▸ **Written problem**
Transcribe the listing exactly, leaving out every picture.

>> start Exercise material

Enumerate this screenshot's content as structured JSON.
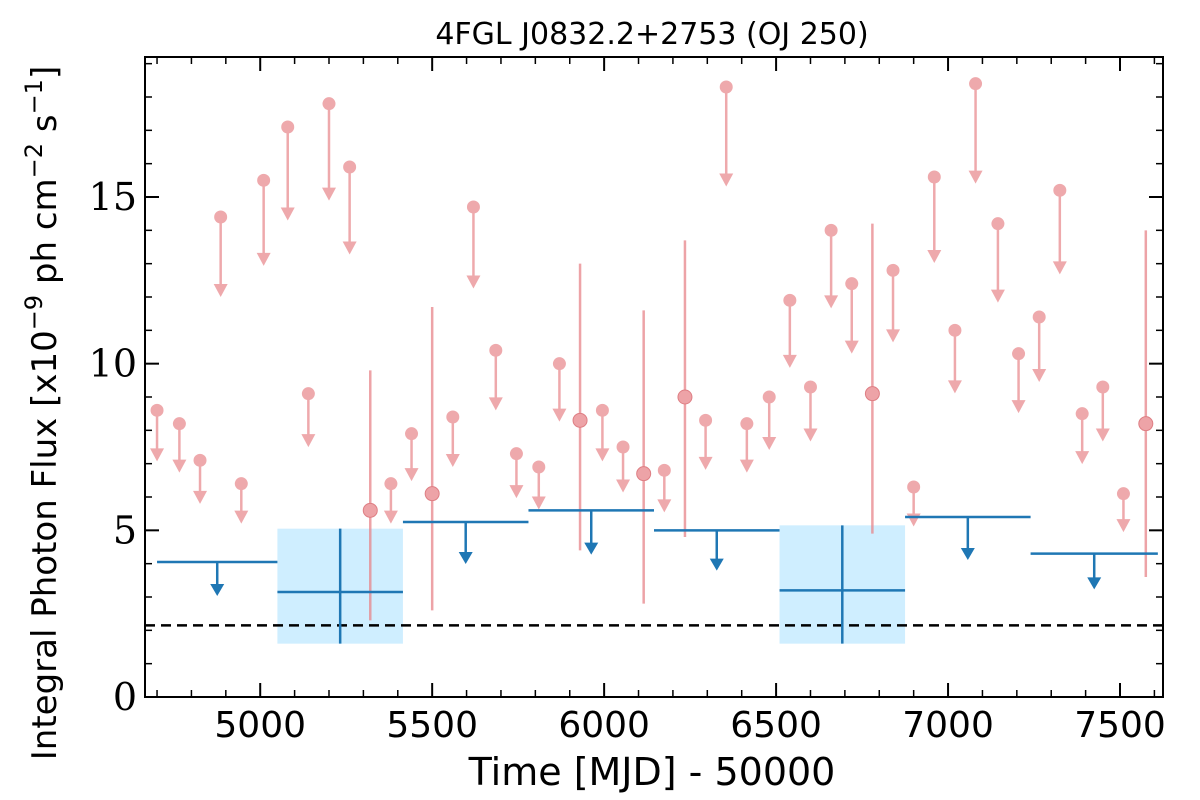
{
  "chart_data": {
    "type": "scatter",
    "title": "4FGL J0832.2+2753 (OJ 250)",
    "xlabel": "Time [MJD] - 50000",
    "ylabel": "Integral Photon Flux [x10",
    "ylabel_exp1": "−9",
    "ylabel_mid": " ph cm",
    "ylabel_exp2": "−2",
    "ylabel_mid2": " s",
    "ylabel_exp3": "−1",
    "ylabel_end": "]",
    "xlim": [
      4665,
      7625
    ],
    "ylim": [
      0,
      19.2
    ],
    "x_ticks": [
      5000,
      5500,
      6000,
      6500,
      7000,
      7500
    ],
    "x_tick_labels": [
      "5000",
      "5500",
      "6000",
      "6500",
      "7000",
      "7500"
    ],
    "y_ticks": [
      0,
      5,
      10,
      15
    ],
    "y_tick_labels": [
      "0",
      "5",
      "10",
      "15"
    ],
    "reference_line": {
      "y": 2.15,
      "style": "dashed",
      "color": "#000000"
    },
    "colors": {
      "short_bins": "#e8858a",
      "long_bins": "#1f77b4",
      "long_bin_band": "#cfeeff"
    },
    "short_bins_upper_limits": [
      {
        "x": 4700,
        "y": 8.6
      },
      {
        "x": 4765,
        "y": 8.2
      },
      {
        "x": 4825,
        "y": 7.1
      },
      {
        "x": 4885,
        "y": 14.4
      },
      {
        "x": 4945,
        "y": 6.4
      },
      {
        "x": 5010,
        "y": 15.5
      },
      {
        "x": 5080,
        "y": 17.1
      },
      {
        "x": 5140,
        "y": 9.1
      },
      {
        "x": 5200,
        "y": 17.8
      },
      {
        "x": 5260,
        "y": 15.9
      },
      {
        "x": 5380,
        "y": 6.4
      },
      {
        "x": 5440,
        "y": 7.9
      },
      {
        "x": 5560,
        "y": 8.4
      },
      {
        "x": 5620,
        "y": 14.7
      },
      {
        "x": 5685,
        "y": 10.4
      },
      {
        "x": 5745,
        "y": 7.3
      },
      {
        "x": 5810,
        "y": 6.9
      },
      {
        "x": 5870,
        "y": 10.0
      },
      {
        "x": 5995,
        "y": 8.6
      },
      {
        "x": 6055,
        "y": 7.5
      },
      {
        "x": 6175,
        "y": 6.8
      },
      {
        "x": 6295,
        "y": 8.3
      },
      {
        "x": 6415,
        "y": 8.2
      },
      {
        "x": 6480,
        "y": 9.0
      },
      {
        "x": 6540,
        "y": 11.9
      },
      {
        "x": 6600,
        "y": 9.3
      },
      {
        "x": 6660,
        "y": 14.0
      },
      {
        "x": 6720,
        "y": 12.4
      },
      {
        "x": 6840,
        "y": 12.8
      },
      {
        "x": 6900,
        "y": 6.3
      },
      {
        "x": 6960,
        "y": 15.6
      },
      {
        "x": 7020,
        "y": 11.0
      },
      {
        "x": 7080,
        "y": 18.4
      },
      {
        "x": 7145,
        "y": 14.2
      },
      {
        "x": 7205,
        "y": 10.3
      },
      {
        "x": 7265,
        "y": 11.4
      },
      {
        "x": 7325,
        "y": 15.2
      },
      {
        "x": 7390,
        "y": 8.5
      },
      {
        "x": 7450,
        "y": 9.3
      },
      {
        "x": 7510,
        "y": 6.1
      },
      {
        "x": 6355,
        "y": 18.3
      }
    ],
    "short_bins_detections": [
      {
        "x": 5320,
        "y": 5.6,
        "ylow": 2.3,
        "yhigh": 9.8
      },
      {
        "x": 5500,
        "y": 6.1,
        "ylow": 2.6,
        "yhigh": 11.7
      },
      {
        "x": 5930,
        "y": 8.3,
        "ylow": 4.4,
        "yhigh": 13.0
      },
      {
        "x": 6115,
        "y": 6.7,
        "ylow": 2.8,
        "yhigh": 11.6
      },
      {
        "x": 6235,
        "y": 9.0,
        "ylow": 4.8,
        "yhigh": 13.7
      },
      {
        "x": 6780,
        "y": 9.1,
        "ylow": 4.9,
        "yhigh": 14.2
      },
      {
        "x": 7575,
        "y": 8.2,
        "ylow": 3.6,
        "yhigh": 14.0
      }
    ],
    "long_bins_upper_limits": [
      {
        "x0": 4700,
        "x1": 5050,
        "y": 4.05
      },
      {
        "x0": 5415,
        "x1": 5780,
        "y": 5.25
      },
      {
        "x0": 5780,
        "x1": 6145,
        "y": 5.6
      },
      {
        "x0": 6145,
        "x1": 6510,
        "y": 5.0
      },
      {
        "x0": 6875,
        "x1": 7240,
        "y": 5.4
      },
      {
        "x0": 7240,
        "x1": 7610,
        "y": 4.3
      }
    ],
    "long_bins_detections": [
      {
        "x0": 5050,
        "x1": 5415,
        "y": 3.15,
        "ylow": 1.6,
        "yhigh": 5.05
      },
      {
        "x0": 6510,
        "x1": 6875,
        "y": 3.2,
        "ylow": 1.6,
        "yhigh": 5.15
      }
    ]
  }
}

>> end Exercise material

▸ **Written reply**
Enumerate this screenshot's content as structured JSON.
{
  "chart_data": {
    "type": "scatter",
    "title": "4FGL J0832.2+2753 (OJ 250)",
    "xlabel": "Time [MJD] - 50000",
    "ylabel": "Integral Photon Flux [x10",
    "ylabel_exp1": "−9",
    "ylabel_mid": " ph cm",
    "ylabel_exp2": "−2",
    "ylabel_mid2": " s",
    "ylabel_exp3": "−1",
    "ylabel_end": "]",
    "xlim": [
      4665,
      7625
    ],
    "ylim": [
      0,
      19.2
    ],
    "x_ticks": [
      5000,
      5500,
      6000,
      6500,
      7000,
      7500
    ],
    "x_tick_labels": [
      "5000",
      "5500",
      "6000",
      "6500",
      "7000",
      "7500"
    ],
    "y_ticks": [
      0,
      5,
      10,
      15
    ],
    "y_tick_labels": [
      "0",
      "5",
      "10",
      "15"
    ],
    "reference_line": {
      "y": 2.15,
      "style": "dashed",
      "color": "#000000"
    },
    "colors": {
      "short_bins": "#e8858a",
      "long_bins": "#1f77b4",
      "long_bin_band": "#cfeeff"
    },
    "short_bins_upper_limits": [
      {
        "x": 4700,
        "y": 8.6
      },
      {
        "x": 4765,
        "y": 8.2
      },
      {
        "x": 4825,
        "y": 7.1
      },
      {
        "x": 4885,
        "y": 14.4
      },
      {
        "x": 4945,
        "y": 6.4
      },
      {
        "x": 5010,
        "y": 15.5
      },
      {
        "x": 5080,
        "y": 17.1
      },
      {
        "x": 5140,
        "y": 9.1
      },
      {
        "x": 5200,
        "y": 17.8
      },
      {
        "x": 5260,
        "y": 15.9
      },
      {
        "x": 5380,
        "y": 6.4
      },
      {
        "x": 5440,
        "y": 7.9
      },
      {
        "x": 5560,
        "y": 8.4
      },
      {
        "x": 5620,
        "y": 14.7
      },
      {
        "x": 5685,
        "y": 10.4
      },
      {
        "x": 5745,
        "y": 7.3
      },
      {
        "x": 5810,
        "y": 6.9
      },
      {
        "x": 5870,
        "y": 10.0
      },
      {
        "x": 5995,
        "y": 8.6
      },
      {
        "x": 6055,
        "y": 7.5
      },
      {
        "x": 6175,
        "y": 6.8
      },
      {
        "x": 6295,
        "y": 8.3
      },
      {
        "x": 6415,
        "y": 8.2
      },
      {
        "x": 6480,
        "y": 9.0
      },
      {
        "x": 6540,
        "y": 11.9
      },
      {
        "x": 6600,
        "y": 9.3
      },
      {
        "x": 6660,
        "y": 14.0
      },
      {
        "x": 6720,
        "y": 12.4
      },
      {
        "x": 6840,
        "y": 12.8
      },
      {
        "x": 6900,
        "y": 6.3
      },
      {
        "x": 6960,
        "y": 15.6
      },
      {
        "x": 7020,
        "y": 11.0
      },
      {
        "x": 7080,
        "y": 18.4
      },
      {
        "x": 7145,
        "y": 14.2
      },
      {
        "x": 7205,
        "y": 10.3
      },
      {
        "x": 7265,
        "y": 11.4
      },
      {
        "x": 7325,
        "y": 15.2
      },
      {
        "x": 7390,
        "y": 8.5
      },
      {
        "x": 7450,
        "y": 9.3
      },
      {
        "x": 7510,
        "y": 6.1
      },
      {
        "x": 6355,
        "y": 18.3
      }
    ],
    "short_bins_detections": [
      {
        "x": 5320,
        "y": 5.6,
        "ylow": 2.3,
        "yhigh": 9.8
      },
      {
        "x": 5500,
        "y": 6.1,
        "ylow": 2.6,
        "yhigh": 11.7
      },
      {
        "x": 5930,
        "y": 8.3,
        "ylow": 4.4,
        "yhigh": 13.0
      },
      {
        "x": 6115,
        "y": 6.7,
        "ylow": 2.8,
        "yhigh": 11.6
      },
      {
        "x": 6235,
        "y": 9.0,
        "ylow": 4.8,
        "yhigh": 13.7
      },
      {
        "x": 6780,
        "y": 9.1,
        "ylow": 4.9,
        "yhigh": 14.2
      },
      {
        "x": 7575,
        "y": 8.2,
        "ylow": 3.6,
        "yhigh": 14.0
      }
    ],
    "long_bins_upper_limits": [
      {
        "x0": 4700,
        "x1": 5050,
        "y": 4.05
      },
      {
        "x0": 5415,
        "x1": 5780,
        "y": 5.25
      },
      {
        "x0": 5780,
        "x1": 6145,
        "y": 5.6
      },
      {
        "x0": 6145,
        "x1": 6510,
        "y": 5.0
      },
      {
        "x0": 6875,
        "x1": 7240,
        "y": 5.4
      },
      {
        "x0": 7240,
        "x1": 7610,
        "y": 4.3
      }
    ],
    "long_bins_detections": [
      {
        "x0": 5050,
        "x1": 5415,
        "y": 3.15,
        "ylow": 1.6,
        "yhigh": 5.05
      },
      {
        "x0": 6510,
        "x1": 6875,
        "y": 3.2,
        "ylow": 1.6,
        "yhigh": 5.15
      }
    ]
  }
}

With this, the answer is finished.